Scan the entries below for the word "starts". Copy each line that has it.
— start of MATERIALS PROVIDED —
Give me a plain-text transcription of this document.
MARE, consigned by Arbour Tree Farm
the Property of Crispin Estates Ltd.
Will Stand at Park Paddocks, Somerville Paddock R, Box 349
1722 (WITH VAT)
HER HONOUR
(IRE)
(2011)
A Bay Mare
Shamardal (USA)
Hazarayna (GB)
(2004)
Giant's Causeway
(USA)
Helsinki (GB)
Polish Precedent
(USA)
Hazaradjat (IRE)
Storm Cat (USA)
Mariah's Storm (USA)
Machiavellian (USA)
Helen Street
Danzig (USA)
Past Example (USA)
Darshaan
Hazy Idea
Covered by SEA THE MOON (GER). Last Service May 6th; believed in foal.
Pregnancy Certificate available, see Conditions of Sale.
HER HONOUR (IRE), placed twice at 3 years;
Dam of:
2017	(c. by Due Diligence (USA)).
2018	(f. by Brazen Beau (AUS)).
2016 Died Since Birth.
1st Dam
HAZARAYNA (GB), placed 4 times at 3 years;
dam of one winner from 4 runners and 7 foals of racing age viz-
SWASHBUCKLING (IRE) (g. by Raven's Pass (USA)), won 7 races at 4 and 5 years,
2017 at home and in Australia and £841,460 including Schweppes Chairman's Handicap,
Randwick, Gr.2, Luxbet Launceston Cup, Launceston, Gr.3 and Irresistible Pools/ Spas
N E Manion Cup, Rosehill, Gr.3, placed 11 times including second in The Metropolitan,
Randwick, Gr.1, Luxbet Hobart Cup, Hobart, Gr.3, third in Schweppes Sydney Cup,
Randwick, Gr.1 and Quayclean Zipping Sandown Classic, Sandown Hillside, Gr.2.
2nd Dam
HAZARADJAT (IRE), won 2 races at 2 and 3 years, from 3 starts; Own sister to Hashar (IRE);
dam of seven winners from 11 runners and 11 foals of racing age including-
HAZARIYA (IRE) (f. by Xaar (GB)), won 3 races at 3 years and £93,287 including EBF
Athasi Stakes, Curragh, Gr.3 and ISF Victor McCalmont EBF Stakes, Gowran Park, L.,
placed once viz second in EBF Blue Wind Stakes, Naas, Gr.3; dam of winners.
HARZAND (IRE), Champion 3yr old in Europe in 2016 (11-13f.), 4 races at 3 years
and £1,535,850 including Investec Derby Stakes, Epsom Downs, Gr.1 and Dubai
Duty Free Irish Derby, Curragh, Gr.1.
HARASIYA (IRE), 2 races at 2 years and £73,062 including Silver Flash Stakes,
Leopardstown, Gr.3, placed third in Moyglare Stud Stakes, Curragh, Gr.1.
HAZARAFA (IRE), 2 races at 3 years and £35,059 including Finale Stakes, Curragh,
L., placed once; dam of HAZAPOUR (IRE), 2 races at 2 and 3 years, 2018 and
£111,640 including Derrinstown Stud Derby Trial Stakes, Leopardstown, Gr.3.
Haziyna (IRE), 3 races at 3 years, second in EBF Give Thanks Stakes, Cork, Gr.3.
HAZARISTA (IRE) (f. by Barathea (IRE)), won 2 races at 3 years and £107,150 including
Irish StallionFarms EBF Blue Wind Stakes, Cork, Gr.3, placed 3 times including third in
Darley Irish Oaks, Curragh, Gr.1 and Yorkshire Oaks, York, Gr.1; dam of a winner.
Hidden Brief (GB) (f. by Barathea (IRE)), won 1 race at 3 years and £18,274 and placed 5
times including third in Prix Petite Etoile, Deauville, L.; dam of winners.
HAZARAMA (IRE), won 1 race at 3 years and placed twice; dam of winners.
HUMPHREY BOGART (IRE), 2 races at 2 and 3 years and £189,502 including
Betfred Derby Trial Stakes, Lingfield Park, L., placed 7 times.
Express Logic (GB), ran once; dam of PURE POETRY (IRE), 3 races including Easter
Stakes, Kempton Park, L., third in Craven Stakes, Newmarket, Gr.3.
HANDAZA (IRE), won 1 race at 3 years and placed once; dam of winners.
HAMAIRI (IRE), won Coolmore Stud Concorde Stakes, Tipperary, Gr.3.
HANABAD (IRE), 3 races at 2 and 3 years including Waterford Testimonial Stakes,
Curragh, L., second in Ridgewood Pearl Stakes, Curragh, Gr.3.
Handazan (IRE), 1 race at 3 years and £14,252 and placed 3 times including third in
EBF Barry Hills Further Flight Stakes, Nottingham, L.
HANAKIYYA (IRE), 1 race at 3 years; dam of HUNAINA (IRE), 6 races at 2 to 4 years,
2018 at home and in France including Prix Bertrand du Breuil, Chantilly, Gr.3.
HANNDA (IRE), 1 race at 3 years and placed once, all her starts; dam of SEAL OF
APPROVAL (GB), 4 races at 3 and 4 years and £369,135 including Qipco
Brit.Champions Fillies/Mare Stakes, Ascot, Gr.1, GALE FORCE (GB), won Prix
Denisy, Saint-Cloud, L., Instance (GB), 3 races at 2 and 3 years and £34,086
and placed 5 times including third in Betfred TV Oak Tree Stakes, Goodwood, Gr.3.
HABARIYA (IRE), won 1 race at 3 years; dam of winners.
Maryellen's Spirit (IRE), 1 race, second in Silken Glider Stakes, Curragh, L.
— end of MATERIALS PROVIDED —
## RESPONSE:
HAZARADJAT (IRE), won 2 races at 2 and 3 years, from 3 starts; Own sister to Hashar (IRE);
HANNDA (IRE), 1 race at 3 years and placed once, all her starts; dam of SEAL OF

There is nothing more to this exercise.